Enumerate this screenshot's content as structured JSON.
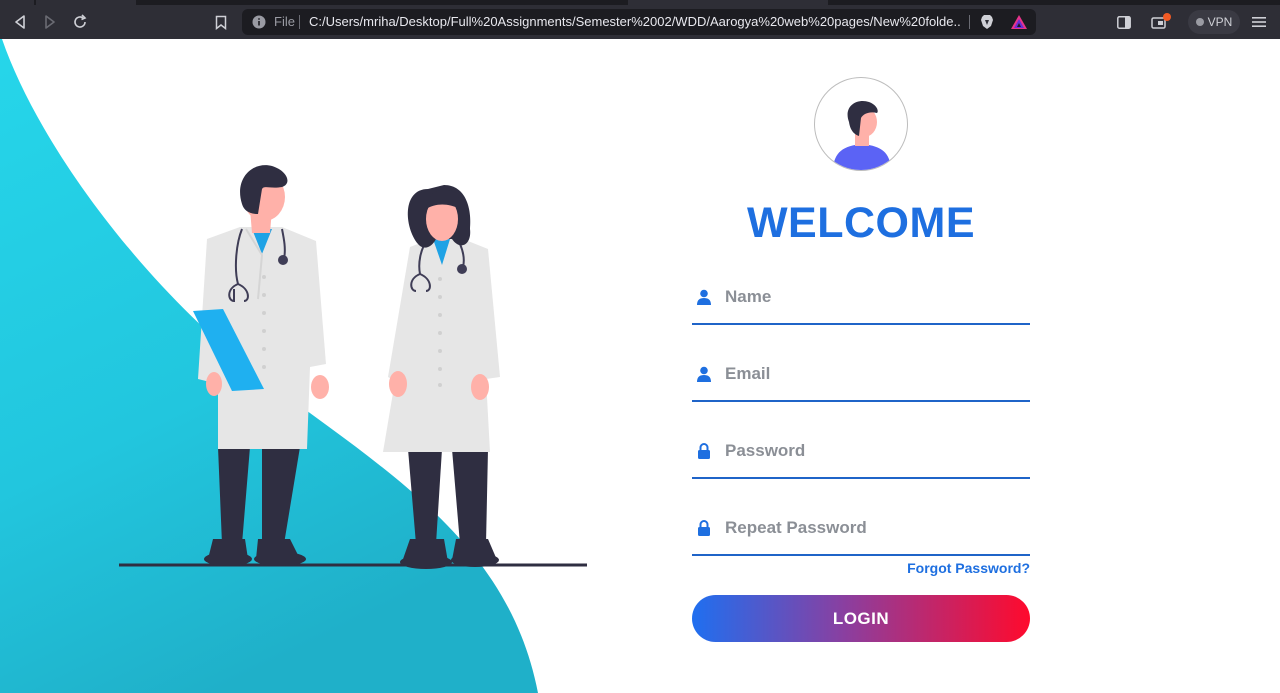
{
  "browser": {
    "file_label": "File",
    "url": "C:/Users/mriha/Desktop/Full%20Assignments/Semester%2002/WDD/Aarogya%20web%20pages/New%20folde...",
    "vpn_label": "VPN"
  },
  "page": {
    "title": "WELCOME",
    "fields": [
      {
        "placeholder": "Name",
        "icon": "user-icon"
      },
      {
        "placeholder": "Email",
        "icon": "user-icon"
      },
      {
        "placeholder": "Password",
        "icon": "lock-icon"
      },
      {
        "placeholder": "Repeat Password",
        "icon": "lock-icon"
      }
    ],
    "forgot_password": "Forgot Password?",
    "login_button": "LOGIN"
  },
  "colors": {
    "accent": "#1e6fe0",
    "wave": "#22cfe6",
    "gradient_start": "#1f6ff0",
    "gradient_end": "#ff0a2d",
    "chrome_bg": "#2e2e36"
  }
}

= = = = =

▶ SET TASK
Extract every line containing the string "Password" from the data above.

▶ RESPONSE TO THIS EXERCISE
        "placeholder": "Password",
        "placeholder": "Repeat Password",
    "forgot_password": "Forgot Password?",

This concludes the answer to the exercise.